• _Records shown_:
════════════════════

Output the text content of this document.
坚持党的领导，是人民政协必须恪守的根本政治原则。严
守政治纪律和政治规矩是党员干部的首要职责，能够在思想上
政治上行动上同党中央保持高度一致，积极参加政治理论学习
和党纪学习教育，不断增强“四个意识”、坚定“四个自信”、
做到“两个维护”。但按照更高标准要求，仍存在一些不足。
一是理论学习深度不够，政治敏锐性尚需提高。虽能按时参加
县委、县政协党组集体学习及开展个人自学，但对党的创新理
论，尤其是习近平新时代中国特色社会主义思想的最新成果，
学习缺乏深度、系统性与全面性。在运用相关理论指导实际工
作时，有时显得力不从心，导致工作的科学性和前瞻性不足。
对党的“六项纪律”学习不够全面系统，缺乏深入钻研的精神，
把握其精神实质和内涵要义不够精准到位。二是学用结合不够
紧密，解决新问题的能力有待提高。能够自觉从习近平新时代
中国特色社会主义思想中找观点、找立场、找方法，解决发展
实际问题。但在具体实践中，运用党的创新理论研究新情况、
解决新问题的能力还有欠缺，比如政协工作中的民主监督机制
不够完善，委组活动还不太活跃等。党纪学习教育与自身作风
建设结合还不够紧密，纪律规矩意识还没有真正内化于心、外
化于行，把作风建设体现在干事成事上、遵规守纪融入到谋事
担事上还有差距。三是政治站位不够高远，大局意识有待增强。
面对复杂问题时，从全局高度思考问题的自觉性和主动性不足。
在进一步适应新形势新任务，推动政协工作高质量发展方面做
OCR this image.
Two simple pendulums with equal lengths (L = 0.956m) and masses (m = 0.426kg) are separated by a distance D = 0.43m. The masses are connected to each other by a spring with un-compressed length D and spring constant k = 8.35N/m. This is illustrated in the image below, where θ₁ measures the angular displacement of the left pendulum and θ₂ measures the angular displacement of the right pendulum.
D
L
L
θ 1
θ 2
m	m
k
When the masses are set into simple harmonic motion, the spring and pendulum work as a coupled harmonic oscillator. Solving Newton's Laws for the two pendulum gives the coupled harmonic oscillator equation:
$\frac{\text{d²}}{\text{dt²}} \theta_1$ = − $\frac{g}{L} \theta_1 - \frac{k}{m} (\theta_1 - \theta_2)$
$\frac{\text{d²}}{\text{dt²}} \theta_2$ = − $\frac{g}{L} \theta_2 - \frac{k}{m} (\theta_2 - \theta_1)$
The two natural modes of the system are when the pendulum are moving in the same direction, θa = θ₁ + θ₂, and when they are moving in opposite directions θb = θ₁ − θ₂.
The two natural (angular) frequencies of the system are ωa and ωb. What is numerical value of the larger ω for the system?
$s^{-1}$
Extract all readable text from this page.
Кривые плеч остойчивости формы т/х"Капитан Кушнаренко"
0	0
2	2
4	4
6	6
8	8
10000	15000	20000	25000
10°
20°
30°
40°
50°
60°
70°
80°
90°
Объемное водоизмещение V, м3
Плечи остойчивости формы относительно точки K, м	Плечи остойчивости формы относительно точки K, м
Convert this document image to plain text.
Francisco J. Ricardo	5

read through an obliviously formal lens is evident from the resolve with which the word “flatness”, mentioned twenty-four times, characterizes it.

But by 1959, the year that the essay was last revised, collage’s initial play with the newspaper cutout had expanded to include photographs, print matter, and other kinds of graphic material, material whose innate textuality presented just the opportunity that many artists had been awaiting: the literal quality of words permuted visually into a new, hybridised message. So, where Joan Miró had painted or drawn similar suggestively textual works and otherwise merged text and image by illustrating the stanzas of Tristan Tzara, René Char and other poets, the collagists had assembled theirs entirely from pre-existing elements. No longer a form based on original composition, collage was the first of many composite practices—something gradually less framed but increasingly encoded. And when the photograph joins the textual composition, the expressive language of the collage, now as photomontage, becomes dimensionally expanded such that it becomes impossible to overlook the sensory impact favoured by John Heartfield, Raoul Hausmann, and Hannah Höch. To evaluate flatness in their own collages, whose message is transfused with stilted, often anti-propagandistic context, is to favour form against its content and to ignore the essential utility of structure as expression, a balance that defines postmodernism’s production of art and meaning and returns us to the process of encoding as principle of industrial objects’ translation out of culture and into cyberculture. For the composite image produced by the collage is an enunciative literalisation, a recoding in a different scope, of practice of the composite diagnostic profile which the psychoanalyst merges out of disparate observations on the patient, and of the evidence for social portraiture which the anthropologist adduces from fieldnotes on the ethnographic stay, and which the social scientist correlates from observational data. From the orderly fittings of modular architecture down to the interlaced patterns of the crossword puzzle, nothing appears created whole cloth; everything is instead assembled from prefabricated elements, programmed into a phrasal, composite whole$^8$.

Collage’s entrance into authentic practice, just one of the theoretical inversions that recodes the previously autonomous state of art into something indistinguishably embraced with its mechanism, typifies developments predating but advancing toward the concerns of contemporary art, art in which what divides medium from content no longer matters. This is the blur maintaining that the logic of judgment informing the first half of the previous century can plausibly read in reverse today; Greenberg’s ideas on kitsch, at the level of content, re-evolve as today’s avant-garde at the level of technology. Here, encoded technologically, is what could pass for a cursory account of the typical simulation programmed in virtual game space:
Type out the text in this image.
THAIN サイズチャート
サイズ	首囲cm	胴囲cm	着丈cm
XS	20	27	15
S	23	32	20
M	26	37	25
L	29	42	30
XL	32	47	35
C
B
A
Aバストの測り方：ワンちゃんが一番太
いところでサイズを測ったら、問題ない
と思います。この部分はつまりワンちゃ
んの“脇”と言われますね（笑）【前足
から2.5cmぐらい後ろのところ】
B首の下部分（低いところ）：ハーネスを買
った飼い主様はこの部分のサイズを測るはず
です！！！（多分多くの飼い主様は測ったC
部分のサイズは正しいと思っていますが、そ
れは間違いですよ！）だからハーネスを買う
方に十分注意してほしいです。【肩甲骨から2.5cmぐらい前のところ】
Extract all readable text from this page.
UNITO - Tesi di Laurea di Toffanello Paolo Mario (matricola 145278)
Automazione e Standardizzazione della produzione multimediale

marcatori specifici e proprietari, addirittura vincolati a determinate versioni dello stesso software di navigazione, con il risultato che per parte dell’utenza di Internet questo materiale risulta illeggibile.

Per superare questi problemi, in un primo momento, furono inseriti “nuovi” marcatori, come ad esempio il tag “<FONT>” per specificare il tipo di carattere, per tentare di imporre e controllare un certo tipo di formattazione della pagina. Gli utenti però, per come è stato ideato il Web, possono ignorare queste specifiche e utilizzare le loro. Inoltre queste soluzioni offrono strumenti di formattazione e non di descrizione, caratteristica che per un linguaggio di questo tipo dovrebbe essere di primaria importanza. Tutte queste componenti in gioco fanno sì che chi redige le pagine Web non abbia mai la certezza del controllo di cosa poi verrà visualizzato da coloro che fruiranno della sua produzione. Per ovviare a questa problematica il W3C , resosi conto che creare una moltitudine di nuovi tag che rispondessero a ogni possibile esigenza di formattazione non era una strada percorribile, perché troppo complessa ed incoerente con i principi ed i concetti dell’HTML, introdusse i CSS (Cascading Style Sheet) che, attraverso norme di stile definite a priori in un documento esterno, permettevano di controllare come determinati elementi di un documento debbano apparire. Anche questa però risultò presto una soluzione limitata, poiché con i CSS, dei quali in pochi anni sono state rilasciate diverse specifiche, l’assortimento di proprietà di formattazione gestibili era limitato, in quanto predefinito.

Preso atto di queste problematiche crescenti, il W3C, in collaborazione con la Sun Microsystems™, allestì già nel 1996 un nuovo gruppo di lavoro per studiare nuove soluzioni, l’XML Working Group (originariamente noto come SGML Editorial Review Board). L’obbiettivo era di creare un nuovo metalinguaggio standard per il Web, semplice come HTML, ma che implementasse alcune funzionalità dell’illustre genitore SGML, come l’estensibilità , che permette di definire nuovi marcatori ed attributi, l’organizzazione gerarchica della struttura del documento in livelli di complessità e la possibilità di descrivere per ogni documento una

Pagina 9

════════════════════

Tell how many lines in the material above include the word "формы", giving the number only.

• _Exercise response_: 2